╭─ ARTICLE

[openstack-dev] [trove][all][tc] A proposal to rearchitect Trove
Fei Long Wang
feilong at catalyst.net.nz
Tue Jun 20 01:52:49 UTC 2017
On 20/06/17 12:56, Curtis wrote:
> On Sun, Jun 18, 2017 at 5:35 AM, Amrith Kumar <amrith.kumar at gmail.com> wrote:
>> Trove has evolved rapidly over the past several years, since integration in
>> IceHouse when it only supported single instances of a few databases. Today
>> it supports a dozen databases including clusters and replication.
>>
>> The user survey [1] indicates that while there is strong interest in the
>> project, there are few large production deployments that are known of (by
>> the development team).
>>
>> Recent changes in the OpenStack community at large (company realignments,
>> acquisitions, layoffs) and the Trove community in particular, coupled with a
>> mounting burden of technical debt have prompted me to make this proposal to
>> re-architect Trove.
>>
>> This email summarizes several of the issues that face the project, both
>> structurally and architecturally. This email does not claim to include a
>> detailed specification for what the new Trove would look like, merely the
>> recommendation that the community should come together and develop one so
>> that the project can be sustainable and useful to those who wish to use it
>> in the future.

╰─
╭─ RAW RECORDS

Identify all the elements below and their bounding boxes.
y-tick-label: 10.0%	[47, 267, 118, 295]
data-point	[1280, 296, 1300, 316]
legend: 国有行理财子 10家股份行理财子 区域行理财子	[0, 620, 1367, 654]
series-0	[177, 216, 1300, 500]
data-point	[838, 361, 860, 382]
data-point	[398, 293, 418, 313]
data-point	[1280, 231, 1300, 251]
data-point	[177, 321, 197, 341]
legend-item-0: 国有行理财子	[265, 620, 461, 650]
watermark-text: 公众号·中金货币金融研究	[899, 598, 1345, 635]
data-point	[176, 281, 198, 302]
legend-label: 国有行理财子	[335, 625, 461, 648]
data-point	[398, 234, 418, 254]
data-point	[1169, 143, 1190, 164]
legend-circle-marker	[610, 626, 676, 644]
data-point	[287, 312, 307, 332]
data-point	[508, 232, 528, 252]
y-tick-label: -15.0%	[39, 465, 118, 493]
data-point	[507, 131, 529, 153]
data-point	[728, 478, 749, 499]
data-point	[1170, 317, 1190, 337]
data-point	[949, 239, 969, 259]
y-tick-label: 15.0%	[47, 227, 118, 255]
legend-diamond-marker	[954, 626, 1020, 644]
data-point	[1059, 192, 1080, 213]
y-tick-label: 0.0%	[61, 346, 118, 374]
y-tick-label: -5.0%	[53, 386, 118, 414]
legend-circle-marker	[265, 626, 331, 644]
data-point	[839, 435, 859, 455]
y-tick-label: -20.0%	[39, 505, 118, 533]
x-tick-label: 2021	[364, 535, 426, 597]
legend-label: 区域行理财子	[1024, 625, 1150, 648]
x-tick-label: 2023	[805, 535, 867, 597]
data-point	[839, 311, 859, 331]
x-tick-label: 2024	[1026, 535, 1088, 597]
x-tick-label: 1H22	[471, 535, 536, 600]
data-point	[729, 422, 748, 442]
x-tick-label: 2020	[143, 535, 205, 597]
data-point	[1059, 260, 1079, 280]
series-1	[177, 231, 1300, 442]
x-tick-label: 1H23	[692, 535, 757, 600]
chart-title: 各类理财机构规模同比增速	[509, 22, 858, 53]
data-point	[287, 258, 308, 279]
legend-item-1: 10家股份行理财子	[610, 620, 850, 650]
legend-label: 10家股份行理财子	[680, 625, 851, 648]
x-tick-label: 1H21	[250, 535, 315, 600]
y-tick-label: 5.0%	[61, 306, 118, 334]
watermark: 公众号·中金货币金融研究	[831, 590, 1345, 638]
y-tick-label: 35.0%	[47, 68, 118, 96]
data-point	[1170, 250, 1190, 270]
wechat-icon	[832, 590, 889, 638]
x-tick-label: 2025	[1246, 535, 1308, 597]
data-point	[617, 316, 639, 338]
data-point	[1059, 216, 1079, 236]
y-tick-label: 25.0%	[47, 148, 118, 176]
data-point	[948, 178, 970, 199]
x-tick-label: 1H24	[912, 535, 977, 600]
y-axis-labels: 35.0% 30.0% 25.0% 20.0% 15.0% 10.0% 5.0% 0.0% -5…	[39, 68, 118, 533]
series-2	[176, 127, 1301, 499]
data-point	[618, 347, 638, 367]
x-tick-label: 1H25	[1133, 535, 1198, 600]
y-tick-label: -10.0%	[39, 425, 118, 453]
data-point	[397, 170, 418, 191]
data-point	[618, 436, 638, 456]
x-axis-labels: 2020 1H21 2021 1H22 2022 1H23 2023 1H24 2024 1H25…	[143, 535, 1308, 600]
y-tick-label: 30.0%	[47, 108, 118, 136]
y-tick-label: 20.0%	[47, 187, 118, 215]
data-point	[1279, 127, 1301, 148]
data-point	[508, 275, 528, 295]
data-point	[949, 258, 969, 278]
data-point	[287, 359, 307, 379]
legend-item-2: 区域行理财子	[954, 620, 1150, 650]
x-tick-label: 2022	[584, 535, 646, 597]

╰─

**WRITTEN TASK 1**
Answer these questions about the Trove email above:
(a) In which release was Trove integrated?
(b) How many databases does Trove support today?
(c) What does the user survey show about production deployments known to the development team?
**WRITTEN TASK 2**
From the Trove email above, pull out the stretch from "[openstack-dev] [trove][all][tc] A" through "clusters and replication.", word for word.
**WRITTEN TASK 3**
Translate this sentence from the Trove email into Spanish: "Today it supports a dozen databases including clusters and replication."

**TASK ANSWER 1**
(a) IceHouse
(b) A dozen, including clusters and replication
(c) There are few large production deployments known to the development team.

**TASK ANSWER 2**
[openstack-dev] [trove][all][tc] A proposal to rearchitect Trove
Fei Long Wang
feilong at catalyst.net.nz
Tue Jun 20 01:52:49 UTC 2017
On 20/06/17 12:56, Curtis wrote:
> On Sun, Jun 18, 2017 at 5:35 AM, Amrith Kumar <amrith.kumar at gmail.com> wrote:
>> Trove has evolved rapidly over the past several years, since integration in
>> IceHouse when it only supported single instances of a few databases. Today
>> it supports a dozen databases including clusters and replication.

**TASK ANSWER 3**
Hoy admite una docena de bases de datos, incluidos clústeres y replicación.